== Given records ==

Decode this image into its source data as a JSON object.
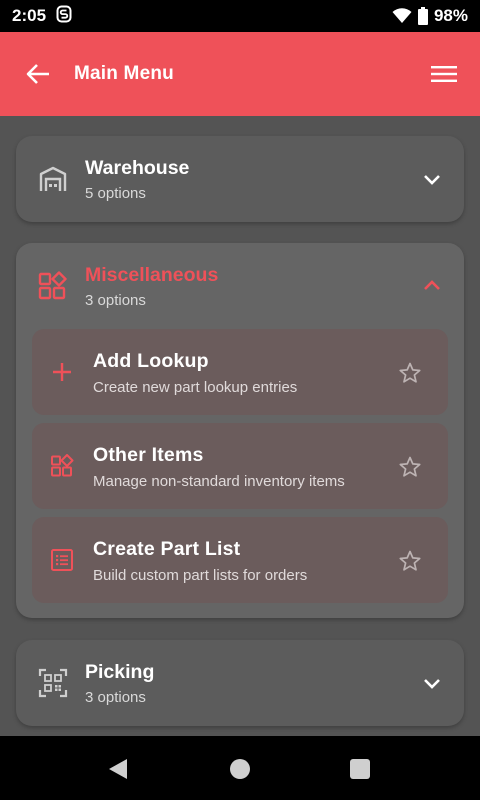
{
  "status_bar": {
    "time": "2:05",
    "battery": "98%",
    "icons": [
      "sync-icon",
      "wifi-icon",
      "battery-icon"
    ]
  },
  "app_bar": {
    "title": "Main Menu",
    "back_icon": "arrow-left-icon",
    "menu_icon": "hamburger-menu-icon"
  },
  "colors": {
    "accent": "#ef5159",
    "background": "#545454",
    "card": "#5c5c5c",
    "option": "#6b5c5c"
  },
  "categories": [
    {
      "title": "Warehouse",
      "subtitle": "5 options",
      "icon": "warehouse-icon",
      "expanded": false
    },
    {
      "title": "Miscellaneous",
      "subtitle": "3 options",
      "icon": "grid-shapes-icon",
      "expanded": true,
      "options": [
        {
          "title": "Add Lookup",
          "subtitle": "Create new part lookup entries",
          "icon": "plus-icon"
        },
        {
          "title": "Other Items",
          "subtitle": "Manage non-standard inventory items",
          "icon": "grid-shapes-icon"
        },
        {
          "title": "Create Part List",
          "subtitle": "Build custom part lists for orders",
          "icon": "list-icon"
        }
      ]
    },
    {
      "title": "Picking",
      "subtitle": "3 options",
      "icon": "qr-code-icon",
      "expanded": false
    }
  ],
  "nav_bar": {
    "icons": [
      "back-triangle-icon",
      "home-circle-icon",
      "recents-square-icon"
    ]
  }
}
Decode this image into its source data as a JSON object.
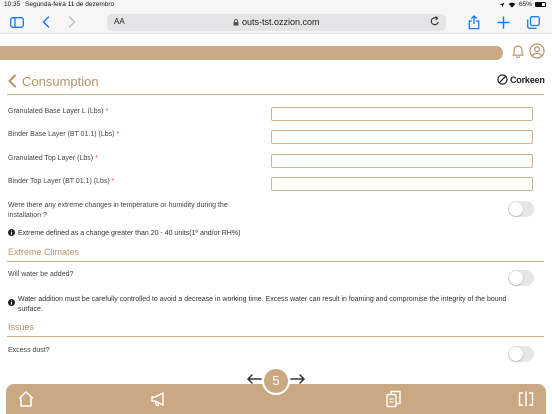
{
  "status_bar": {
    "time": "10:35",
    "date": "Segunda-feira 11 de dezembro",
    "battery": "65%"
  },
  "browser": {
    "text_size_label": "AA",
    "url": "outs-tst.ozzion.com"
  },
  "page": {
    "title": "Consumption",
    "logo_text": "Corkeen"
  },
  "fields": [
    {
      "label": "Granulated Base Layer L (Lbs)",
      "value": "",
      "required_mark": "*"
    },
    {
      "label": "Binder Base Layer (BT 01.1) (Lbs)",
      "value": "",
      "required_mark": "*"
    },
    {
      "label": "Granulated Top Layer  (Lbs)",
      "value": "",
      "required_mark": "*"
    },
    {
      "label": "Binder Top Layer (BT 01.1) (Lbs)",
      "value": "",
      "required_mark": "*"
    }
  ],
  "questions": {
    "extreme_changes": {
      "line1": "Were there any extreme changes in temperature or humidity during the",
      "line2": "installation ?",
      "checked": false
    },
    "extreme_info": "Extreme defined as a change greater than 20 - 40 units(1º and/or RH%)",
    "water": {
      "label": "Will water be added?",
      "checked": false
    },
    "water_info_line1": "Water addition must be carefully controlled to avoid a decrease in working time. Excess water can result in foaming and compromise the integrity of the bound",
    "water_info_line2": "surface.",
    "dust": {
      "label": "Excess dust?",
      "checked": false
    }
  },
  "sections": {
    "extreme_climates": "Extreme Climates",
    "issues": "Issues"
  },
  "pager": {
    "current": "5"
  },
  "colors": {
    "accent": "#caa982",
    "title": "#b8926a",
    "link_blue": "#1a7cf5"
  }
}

===

Instructions for the task
All of the lines above should be printed exactly, minus the pictures.

Exercise output
Decode this image into its source data as a JSON object.
{
  "status_bar": {
    "time": "2:05",
    "battery": "98%",
    "icons": [
      "sync-icon",
      "wifi-icon",
      "battery-icon"
    ]
  },
  "app_bar": {
    "title": "Main Menu",
    "back_icon": "arrow-left-icon",
    "menu_icon": "hamburger-menu-icon"
  },
  "colors": {
    "accent": "#ef5159",
    "background": "#545454",
    "card": "#5c5c5c",
    "option": "#6b5c5c"
  },
  "categories": [
    {
      "title": "Warehouse",
      "subtitle": "5 options",
      "icon": "warehouse-icon",
      "expanded": false
    },
    {
      "title": "Miscellaneous",
      "subtitle": "3 options",
      "icon": "grid-shapes-icon",
      "expanded": true,
      "options": [
        {
          "title": "Add Lookup",
          "subtitle": "Create new part lookup entries",
          "icon": "plus-icon"
        },
        {
          "title": "Other Items",
          "subtitle": "Manage non-standard inventory items",
          "icon": "grid-shapes-icon"
        },
        {
          "title": "Create Part List",
          "subtitle": "Build custom part lists for orders",
          "icon": "list-icon"
        }
      ]
    },
    {
      "title": "Picking",
      "subtitle": "3 options",
      "icon": "qr-code-icon",
      "expanded": false
    }
  ],
  "nav_bar": {
    "icons": [
      "back-triangle-icon",
      "home-circle-icon",
      "recents-square-icon"
    ]
  }
}
Decode this image into its source data as a JSON object.
{
  "status_bar": {
    "time": "10:35",
    "date": "Segunda-feira 11 de dezembro",
    "battery": "65%"
  },
  "browser": {
    "text_size_label": "AA",
    "url": "outs-tst.ozzion.com"
  },
  "page": {
    "title": "Consumption",
    "logo_text": "Corkeen"
  },
  "fields": [
    {
      "label": "Granulated Base Layer L (Lbs)",
      "value": "",
      "required_mark": "*"
    },
    {
      "label": "Binder Base Layer (BT 01.1) (Lbs)",
      "value": "",
      "required_mark": "*"
    },
    {
      "label": "Granulated Top Layer  (Lbs)",
      "value": "",
      "required_mark": "*"
    },
    {
      "label": "Binder Top Layer (BT 01.1) (Lbs)",
      "value": "",
      "required_mark": "*"
    }
  ],
  "questions": {
    "extreme_changes": {
      "line1": "Were there any extreme changes in temperature or humidity during the",
      "line2": "installation ?",
      "checked": false
    },
    "extreme_info": "Extreme defined as a change greater than 20 - 40 units(1º and/or RH%)",
    "water": {
      "label": "Will water be added?",
      "checked": false
    },
    "water_info_line1": "Water addition must be carefully controlled to avoid a decrease in working time. Excess water can result in foaming and compromise the integrity of the bound",
    "water_info_line2": "surface.",
    "dust": {
      "label": "Excess dust?",
      "checked": false
    }
  },
  "sections": {
    "extreme_climates": "Extreme Climates",
    "issues": "Issues"
  },
  "pager": {
    "current": "5"
  },
  "colors": {
    "accent": "#caa982",
    "title": "#b8926a",
    "link_blue": "#1a7cf5"
  }
}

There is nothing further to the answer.